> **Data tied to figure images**

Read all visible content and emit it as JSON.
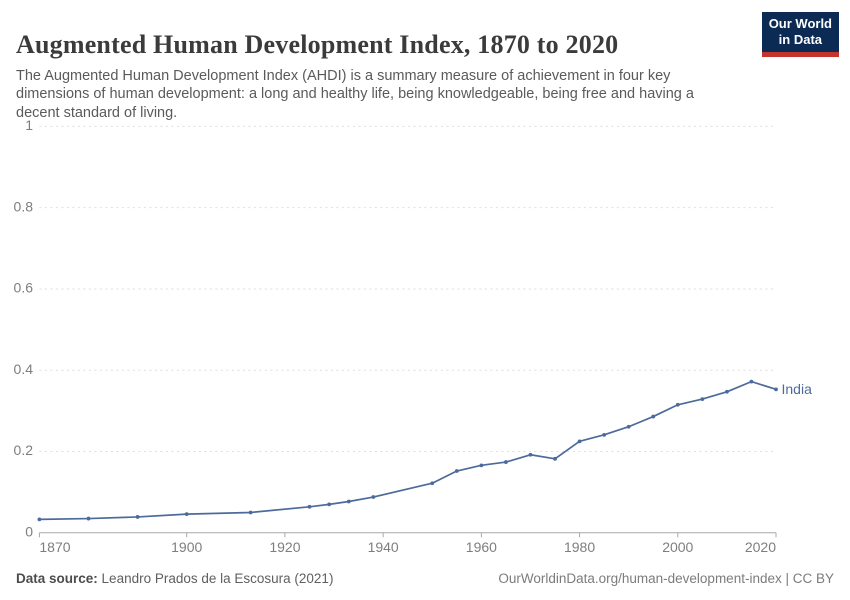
{
  "header": {
    "title": "Augmented Human Development Index, 1870 to 2020",
    "subtitle": "The Augmented Human Development Index (AHDI) is a summary measure of achievement in four key dimensions of human development: a long and healthy life, being knowledgeable, being free and having a decent standard of living.",
    "logo": {
      "line1": "Our World",
      "line2": "in Data",
      "bg_color": "#0b2b55",
      "stripe_color": "#c5332d"
    }
  },
  "chart_data": {
    "type": "line",
    "title": "Augmented Human Development Index, 1870 to 2020",
    "xlabel": "",
    "ylabel": "",
    "xlim": [
      1870,
      2020
    ],
    "ylim": [
      0,
      1
    ],
    "grid": "horizontal-dashed",
    "legend": "end-of-line-label",
    "x_ticks": [
      1870,
      1900,
      1920,
      1940,
      1960,
      1980,
      2000,
      2020
    ],
    "x_tick_labels": [
      "1870",
      "1900",
      "1920",
      "1940",
      "1960",
      "1980",
      "2000",
      "2020"
    ],
    "y_ticks": [
      0,
      0.2,
      0.4,
      0.6,
      0.8,
      1
    ],
    "y_tick_labels": [
      "0",
      "0.2",
      "0.4",
      "0.6",
      "0.8",
      "1"
    ],
    "x": [
      1870,
      1880,
      1890,
      1900,
      1913,
      1925,
      1929,
      1933,
      1938,
      1950,
      1955,
      1960,
      1965,
      1970,
      1975,
      1980,
      1985,
      1990,
      1995,
      2000,
      2005,
      2010,
      2015,
      2020
    ],
    "series": [
      {
        "name": "India",
        "color": "#4c6a9c",
        "values": [
          0.033,
          0.035,
          0.039,
          0.046,
          0.05,
          0.064,
          0.07,
          0.077,
          0.088,
          0.122,
          0.152,
          0.166,
          0.174,
          0.192,
          0.182,
          0.225,
          0.241,
          0.261,
          0.286,
          0.315,
          0.329,
          0.347,
          0.372,
          0.353
        ]
      }
    ],
    "colors": {
      "gridline": "#dedede",
      "axis": "#a8a8a8",
      "tick_label": "#7e7e7e"
    }
  },
  "footer": {
    "datasource_label": "Data source:",
    "datasource_value": "Leandro Prados de la Escosura (2021)",
    "link": "OurWorldinData.org/human-development-index | CC BY"
  }
}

> **EXERCISE DESCRIPTION**
Exclude all images and restate the records above word for word.

> **TASK RESPONSE**
Read all visible content and emit it as JSON.
{
  "header": {
    "title": "Augmented Human Development Index, 1870 to 2020",
    "subtitle": "The Augmented Human Development Index (AHDI) is a summary measure of achievement in four key dimensions of human development: a long and healthy life, being knowledgeable, being free and having a decent standard of living.",
    "logo": {
      "line1": "Our World",
      "line2": "in Data",
      "bg_color": "#0b2b55",
      "stripe_color": "#c5332d"
    }
  },
  "chart_data": {
    "type": "line",
    "title": "Augmented Human Development Index, 1870 to 2020",
    "xlabel": "",
    "ylabel": "",
    "xlim": [
      1870,
      2020
    ],
    "ylim": [
      0,
      1
    ],
    "grid": "horizontal-dashed",
    "legend": "end-of-line-label",
    "x_ticks": [
      1870,
      1900,
      1920,
      1940,
      1960,
      1980,
      2000,
      2020
    ],
    "x_tick_labels": [
      "1870",
      "1900",
      "1920",
      "1940",
      "1960",
      "1980",
      "2000",
      "2020"
    ],
    "y_ticks": [
      0,
      0.2,
      0.4,
      0.6,
      0.8,
      1
    ],
    "y_tick_labels": [
      "0",
      "0.2",
      "0.4",
      "0.6",
      "0.8",
      "1"
    ],
    "x": [
      1870,
      1880,
      1890,
      1900,
      1913,
      1925,
      1929,
      1933,
      1938,
      1950,
      1955,
      1960,
      1965,
      1970,
      1975,
      1980,
      1985,
      1990,
      1995,
      2000,
      2005,
      2010,
      2015,
      2020
    ],
    "series": [
      {
        "name": "India",
        "color": "#4c6a9c",
        "values": [
          0.033,
          0.035,
          0.039,
          0.046,
          0.05,
          0.064,
          0.07,
          0.077,
          0.088,
          0.122,
          0.152,
          0.166,
          0.174,
          0.192,
          0.182,
          0.225,
          0.241,
          0.261,
          0.286,
          0.315,
          0.329,
          0.347,
          0.372,
          0.353
        ]
      }
    ],
    "colors": {
      "gridline": "#dedede",
      "axis": "#a8a8a8",
      "tick_label": "#7e7e7e"
    }
  },
  "footer": {
    "datasource_label": "Data source:",
    "datasource_value": "Leandro Prados de la Escosura (2021)",
    "link": "OurWorldinData.org/human-development-index | CC BY"
  }
}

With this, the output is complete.